Given instruction 1: Set down the passage of the forum thread on TV figure model kits between "## Mitchellmania (Feb" and "would be cool!", inclusive, word for word.

Page excerpt:
Det. Robert "Goren" from law and order criminal minds as a model thats incredible!!!!!!!!!







lol!!!!!!!!!!!!!!!:thumbsup:


----------



## Mark McGovern (Apr 25, 1999)

Oh, well, lis' -

If it's TV detectives you want figure models of, how about a model of *this* figure:










That's Anne Francis as _Honey West_ from 1965. Let's hope a kit of her would come with a high parts count... :devil:


----------



## deadmanincfan (Mar 11, 2008)

Mark McGovern said:


> Oh, well, lis' -
> 
> If it's TV detectives you want figure models of, how about a model of *this* figure:
> 
> ...


Hominahominahominahomina...


----------



## Xenodyssey (Aug 27, 2008)

Gorn

Either the version from TOS Arena or the one that featured in Enterprise (the 2nd mirror universe episode).


----------



## deadmanincfan (Mar 11, 2008)

Hmm...if they did do a Kirk figure kit, what kind of pose would you guys think would sell best?


----------



## Mitchellmania (Feb 14, 2002)

deadmanincfan said:


> Hmm...if they did do a Kirk figure kit, what kind of pose would you guys think would sell best?


one of these would be cool!

Given instruction 2: Extract the entries between the first line and the line holding "bookmark-label: Linux |", inclusive, reproducing those lines unchanged.

Material to process:
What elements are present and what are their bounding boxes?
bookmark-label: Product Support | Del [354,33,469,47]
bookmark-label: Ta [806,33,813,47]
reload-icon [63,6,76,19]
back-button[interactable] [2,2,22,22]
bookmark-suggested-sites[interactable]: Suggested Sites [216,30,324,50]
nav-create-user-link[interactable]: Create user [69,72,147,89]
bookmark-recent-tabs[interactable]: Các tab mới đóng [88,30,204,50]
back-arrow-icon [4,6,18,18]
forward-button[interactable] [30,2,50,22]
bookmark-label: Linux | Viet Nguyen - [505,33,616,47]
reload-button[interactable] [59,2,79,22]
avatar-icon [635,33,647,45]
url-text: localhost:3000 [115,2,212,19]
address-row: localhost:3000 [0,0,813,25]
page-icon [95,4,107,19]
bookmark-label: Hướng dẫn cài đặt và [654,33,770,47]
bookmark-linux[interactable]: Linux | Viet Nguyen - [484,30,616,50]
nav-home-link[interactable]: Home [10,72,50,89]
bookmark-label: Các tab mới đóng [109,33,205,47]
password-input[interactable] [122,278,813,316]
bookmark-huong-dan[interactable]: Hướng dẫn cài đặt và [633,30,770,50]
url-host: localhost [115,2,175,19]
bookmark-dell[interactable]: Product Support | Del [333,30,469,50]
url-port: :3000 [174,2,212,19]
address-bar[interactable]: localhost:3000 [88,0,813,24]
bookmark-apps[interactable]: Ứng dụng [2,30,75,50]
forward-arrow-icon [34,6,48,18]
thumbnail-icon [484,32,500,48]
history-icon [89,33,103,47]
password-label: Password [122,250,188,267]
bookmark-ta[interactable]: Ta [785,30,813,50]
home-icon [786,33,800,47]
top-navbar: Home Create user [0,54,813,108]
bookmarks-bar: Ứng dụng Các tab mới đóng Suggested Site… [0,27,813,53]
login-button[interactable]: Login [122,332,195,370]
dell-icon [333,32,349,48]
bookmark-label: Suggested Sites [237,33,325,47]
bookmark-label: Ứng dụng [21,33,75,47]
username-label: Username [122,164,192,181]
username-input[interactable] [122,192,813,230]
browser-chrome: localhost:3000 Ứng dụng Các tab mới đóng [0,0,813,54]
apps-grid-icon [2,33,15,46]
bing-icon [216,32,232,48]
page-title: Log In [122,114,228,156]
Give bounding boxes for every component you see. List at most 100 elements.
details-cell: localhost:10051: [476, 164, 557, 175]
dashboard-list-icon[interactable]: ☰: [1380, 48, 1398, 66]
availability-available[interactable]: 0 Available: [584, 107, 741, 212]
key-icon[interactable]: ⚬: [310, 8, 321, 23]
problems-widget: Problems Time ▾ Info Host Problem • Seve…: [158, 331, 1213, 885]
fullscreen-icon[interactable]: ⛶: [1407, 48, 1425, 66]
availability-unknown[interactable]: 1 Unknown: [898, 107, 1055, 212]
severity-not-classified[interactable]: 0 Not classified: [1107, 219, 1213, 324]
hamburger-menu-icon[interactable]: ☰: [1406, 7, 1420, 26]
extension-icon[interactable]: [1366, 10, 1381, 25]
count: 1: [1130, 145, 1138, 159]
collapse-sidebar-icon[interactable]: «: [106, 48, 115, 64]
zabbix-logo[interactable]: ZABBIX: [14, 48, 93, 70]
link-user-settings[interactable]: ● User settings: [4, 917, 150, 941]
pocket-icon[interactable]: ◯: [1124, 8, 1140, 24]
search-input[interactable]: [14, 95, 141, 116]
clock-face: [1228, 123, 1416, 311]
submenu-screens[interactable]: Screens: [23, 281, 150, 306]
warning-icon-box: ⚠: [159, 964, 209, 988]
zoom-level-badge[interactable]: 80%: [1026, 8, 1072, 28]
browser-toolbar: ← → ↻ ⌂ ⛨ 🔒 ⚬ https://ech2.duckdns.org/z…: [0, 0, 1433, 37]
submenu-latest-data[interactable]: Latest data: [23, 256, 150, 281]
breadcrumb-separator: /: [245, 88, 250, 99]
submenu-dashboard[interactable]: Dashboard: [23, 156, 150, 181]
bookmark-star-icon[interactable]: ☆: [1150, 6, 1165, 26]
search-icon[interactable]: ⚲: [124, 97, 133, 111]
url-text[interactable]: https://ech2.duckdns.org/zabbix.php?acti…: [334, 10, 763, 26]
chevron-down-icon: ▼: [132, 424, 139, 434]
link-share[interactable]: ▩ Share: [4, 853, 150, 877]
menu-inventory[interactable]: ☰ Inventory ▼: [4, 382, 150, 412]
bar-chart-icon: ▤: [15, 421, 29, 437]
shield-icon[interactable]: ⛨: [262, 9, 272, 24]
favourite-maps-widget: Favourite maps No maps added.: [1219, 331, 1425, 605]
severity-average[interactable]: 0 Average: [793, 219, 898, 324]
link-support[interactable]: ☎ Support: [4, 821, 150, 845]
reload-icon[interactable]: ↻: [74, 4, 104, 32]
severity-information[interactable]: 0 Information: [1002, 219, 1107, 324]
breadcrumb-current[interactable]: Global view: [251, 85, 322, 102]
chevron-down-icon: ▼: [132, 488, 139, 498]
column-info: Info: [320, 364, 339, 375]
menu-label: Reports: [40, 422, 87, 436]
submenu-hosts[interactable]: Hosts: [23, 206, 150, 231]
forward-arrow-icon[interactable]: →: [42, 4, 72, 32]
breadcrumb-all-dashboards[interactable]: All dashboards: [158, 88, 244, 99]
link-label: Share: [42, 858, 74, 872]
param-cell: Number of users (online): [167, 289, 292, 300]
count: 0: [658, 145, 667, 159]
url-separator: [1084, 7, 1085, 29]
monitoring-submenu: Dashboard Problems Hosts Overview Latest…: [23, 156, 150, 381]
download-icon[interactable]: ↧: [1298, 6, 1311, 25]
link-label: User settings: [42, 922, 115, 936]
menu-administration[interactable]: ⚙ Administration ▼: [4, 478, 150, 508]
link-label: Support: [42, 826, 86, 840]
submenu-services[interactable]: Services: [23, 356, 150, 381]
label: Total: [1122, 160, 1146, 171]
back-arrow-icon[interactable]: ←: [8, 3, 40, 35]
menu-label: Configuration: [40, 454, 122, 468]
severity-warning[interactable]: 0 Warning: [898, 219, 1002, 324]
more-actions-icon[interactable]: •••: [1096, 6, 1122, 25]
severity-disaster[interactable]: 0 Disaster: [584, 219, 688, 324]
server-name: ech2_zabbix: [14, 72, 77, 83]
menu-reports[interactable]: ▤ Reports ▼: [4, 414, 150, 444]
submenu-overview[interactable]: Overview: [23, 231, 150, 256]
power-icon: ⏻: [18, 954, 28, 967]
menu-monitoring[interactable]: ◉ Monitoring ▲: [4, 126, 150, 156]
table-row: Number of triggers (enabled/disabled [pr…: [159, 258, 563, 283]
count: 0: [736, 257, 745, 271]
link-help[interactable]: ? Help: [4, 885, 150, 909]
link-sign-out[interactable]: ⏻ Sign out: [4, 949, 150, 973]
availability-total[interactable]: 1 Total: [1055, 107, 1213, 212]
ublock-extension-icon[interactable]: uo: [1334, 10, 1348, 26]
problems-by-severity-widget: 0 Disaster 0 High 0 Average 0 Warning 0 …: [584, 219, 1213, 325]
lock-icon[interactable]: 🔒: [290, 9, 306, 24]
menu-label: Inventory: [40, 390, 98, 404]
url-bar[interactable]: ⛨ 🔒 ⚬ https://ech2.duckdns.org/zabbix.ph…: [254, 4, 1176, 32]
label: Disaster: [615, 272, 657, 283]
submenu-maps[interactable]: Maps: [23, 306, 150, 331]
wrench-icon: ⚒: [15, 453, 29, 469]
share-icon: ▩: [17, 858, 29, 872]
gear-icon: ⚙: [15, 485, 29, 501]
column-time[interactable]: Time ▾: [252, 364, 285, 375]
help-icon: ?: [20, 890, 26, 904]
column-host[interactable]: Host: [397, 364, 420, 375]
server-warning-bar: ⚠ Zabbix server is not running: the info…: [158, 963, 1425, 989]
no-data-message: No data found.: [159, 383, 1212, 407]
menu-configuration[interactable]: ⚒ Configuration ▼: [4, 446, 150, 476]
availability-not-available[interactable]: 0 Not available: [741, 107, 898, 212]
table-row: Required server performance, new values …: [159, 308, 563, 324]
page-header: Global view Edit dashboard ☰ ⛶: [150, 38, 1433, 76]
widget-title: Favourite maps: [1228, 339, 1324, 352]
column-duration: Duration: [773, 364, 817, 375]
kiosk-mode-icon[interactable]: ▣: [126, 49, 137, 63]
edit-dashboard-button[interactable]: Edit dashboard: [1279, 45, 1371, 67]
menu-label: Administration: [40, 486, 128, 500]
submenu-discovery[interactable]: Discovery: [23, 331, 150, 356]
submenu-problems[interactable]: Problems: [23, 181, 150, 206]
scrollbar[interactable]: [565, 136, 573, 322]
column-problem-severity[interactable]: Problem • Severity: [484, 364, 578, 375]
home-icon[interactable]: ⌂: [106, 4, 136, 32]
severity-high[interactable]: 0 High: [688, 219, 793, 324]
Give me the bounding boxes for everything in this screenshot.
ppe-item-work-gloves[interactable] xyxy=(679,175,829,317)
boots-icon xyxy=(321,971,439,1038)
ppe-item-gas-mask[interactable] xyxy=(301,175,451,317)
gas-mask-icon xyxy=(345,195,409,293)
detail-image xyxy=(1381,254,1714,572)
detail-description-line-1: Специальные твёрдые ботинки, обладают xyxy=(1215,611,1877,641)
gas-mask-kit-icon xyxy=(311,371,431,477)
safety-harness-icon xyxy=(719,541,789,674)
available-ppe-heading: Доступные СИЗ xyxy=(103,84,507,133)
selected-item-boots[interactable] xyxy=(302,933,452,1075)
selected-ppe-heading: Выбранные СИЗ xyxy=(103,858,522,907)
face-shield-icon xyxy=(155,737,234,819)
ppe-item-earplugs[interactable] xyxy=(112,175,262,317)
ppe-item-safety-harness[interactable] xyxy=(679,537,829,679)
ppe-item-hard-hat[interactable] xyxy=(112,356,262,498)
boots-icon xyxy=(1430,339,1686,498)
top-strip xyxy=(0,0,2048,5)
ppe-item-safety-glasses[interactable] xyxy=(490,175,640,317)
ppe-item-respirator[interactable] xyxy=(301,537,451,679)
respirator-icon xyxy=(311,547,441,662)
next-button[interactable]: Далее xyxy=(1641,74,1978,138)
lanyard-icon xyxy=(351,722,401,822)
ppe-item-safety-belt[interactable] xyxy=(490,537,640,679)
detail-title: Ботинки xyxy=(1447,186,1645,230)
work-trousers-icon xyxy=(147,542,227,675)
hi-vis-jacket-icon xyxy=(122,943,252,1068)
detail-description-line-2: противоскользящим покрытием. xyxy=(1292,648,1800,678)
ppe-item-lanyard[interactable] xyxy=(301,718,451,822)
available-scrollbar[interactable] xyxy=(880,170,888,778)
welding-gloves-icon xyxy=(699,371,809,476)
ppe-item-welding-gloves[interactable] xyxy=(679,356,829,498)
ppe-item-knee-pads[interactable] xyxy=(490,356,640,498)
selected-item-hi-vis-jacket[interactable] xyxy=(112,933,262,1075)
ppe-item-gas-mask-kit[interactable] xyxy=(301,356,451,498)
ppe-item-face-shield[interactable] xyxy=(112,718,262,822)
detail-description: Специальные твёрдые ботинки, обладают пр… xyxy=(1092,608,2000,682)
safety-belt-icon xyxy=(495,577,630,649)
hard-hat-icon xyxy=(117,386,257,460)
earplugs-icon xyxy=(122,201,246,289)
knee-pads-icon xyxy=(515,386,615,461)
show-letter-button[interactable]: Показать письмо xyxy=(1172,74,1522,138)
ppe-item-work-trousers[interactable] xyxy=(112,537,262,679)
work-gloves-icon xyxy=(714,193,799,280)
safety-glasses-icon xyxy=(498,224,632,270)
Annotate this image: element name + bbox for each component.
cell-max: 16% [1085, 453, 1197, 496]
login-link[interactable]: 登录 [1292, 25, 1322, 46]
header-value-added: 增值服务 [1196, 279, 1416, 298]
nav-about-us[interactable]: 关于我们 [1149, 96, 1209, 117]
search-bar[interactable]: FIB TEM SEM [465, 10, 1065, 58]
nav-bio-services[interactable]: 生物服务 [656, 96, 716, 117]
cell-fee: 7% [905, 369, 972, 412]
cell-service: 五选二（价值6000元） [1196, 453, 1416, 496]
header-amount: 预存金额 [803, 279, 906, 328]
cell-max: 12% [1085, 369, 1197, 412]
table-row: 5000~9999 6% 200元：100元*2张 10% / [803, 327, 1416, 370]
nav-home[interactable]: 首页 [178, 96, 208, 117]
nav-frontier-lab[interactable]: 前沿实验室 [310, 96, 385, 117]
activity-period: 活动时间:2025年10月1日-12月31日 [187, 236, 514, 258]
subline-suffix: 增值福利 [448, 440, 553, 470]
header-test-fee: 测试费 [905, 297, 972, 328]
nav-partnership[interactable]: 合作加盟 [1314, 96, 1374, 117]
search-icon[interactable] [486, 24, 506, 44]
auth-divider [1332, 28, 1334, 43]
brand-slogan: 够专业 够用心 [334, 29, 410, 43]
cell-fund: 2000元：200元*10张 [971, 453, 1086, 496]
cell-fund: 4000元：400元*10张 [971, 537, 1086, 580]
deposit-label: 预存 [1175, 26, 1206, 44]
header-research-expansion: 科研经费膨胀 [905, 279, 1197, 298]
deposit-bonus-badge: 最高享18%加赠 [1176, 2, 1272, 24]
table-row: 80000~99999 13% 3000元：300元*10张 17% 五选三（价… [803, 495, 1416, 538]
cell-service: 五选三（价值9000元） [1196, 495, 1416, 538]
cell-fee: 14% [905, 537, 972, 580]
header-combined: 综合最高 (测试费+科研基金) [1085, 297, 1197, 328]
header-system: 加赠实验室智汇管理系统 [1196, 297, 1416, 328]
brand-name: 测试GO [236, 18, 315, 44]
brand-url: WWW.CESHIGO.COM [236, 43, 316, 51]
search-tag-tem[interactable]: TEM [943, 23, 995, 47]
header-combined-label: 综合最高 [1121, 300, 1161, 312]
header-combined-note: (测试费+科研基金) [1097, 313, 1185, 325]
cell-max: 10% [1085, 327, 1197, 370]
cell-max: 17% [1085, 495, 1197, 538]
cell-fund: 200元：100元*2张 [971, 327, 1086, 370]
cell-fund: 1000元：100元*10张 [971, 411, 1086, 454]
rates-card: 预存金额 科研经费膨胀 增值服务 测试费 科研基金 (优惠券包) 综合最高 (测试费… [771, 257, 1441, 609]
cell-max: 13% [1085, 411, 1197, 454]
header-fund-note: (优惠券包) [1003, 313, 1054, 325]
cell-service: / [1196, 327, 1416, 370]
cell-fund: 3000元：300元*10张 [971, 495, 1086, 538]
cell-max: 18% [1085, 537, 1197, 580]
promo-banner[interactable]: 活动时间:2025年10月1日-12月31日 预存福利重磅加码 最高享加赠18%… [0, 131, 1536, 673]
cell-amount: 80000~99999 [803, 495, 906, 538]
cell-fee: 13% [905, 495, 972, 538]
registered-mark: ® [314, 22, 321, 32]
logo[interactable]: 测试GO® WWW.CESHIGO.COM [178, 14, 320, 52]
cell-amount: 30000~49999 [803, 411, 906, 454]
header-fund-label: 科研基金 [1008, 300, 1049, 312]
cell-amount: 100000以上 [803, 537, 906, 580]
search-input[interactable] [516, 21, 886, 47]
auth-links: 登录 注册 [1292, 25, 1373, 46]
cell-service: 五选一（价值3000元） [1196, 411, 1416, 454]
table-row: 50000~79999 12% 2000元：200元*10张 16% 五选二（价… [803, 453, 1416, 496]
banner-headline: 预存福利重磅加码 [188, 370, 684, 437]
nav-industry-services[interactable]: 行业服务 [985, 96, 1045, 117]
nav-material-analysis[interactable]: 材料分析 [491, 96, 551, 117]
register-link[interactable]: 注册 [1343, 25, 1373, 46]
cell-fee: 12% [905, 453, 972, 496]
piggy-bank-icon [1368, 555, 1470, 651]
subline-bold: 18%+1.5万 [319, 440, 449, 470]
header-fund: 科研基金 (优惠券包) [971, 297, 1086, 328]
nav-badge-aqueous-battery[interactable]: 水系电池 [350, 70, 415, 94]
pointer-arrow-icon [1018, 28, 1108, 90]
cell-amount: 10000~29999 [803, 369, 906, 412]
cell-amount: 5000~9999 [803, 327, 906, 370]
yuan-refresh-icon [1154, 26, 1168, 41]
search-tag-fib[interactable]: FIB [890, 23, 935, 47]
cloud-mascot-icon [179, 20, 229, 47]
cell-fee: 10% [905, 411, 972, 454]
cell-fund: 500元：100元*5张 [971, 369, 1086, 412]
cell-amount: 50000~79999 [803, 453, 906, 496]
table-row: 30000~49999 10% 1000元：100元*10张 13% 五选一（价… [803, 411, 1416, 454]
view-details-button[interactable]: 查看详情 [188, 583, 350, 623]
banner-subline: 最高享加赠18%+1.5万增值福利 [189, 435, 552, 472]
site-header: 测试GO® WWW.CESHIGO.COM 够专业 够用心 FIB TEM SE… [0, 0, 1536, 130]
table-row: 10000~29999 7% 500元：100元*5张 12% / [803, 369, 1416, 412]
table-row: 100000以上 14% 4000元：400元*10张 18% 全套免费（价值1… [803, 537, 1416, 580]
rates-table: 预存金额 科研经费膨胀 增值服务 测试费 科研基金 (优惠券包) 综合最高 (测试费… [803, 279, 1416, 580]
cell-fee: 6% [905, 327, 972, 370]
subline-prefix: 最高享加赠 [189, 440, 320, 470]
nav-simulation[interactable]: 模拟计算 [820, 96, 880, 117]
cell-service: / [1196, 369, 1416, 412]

Exercise response 1:
## Mitchellmania (Feb 14, 2002)

deadmanincfan said:


> Hmm...if they did do a Kirk figure kit, what kind of pose would you guys think would sell best?


one of these would be cool!

Exercise response 2:
What elements are present and what are their bounding boxes?
bookmark-label: Product Support | Del [354,33,469,47]
bookmark-label: Ta [806,33,813,47]
reload-icon [63,6,76,19]
back-button[interactable] [2,2,22,22]
bookmark-suggested-sites[interactable]: Suggested Sites [216,30,324,50]
nav-create-user-link[interactable]: Create user [69,72,147,89]
bookmark-recent-tabs[interactable]: Các tab mới đóng [88,30,204,50]
back-arrow-icon [4,6,18,18]
forward-button[interactable] [30,2,50,22]
bookmark-label: Linux | Viet Nguyen - [505,33,616,47]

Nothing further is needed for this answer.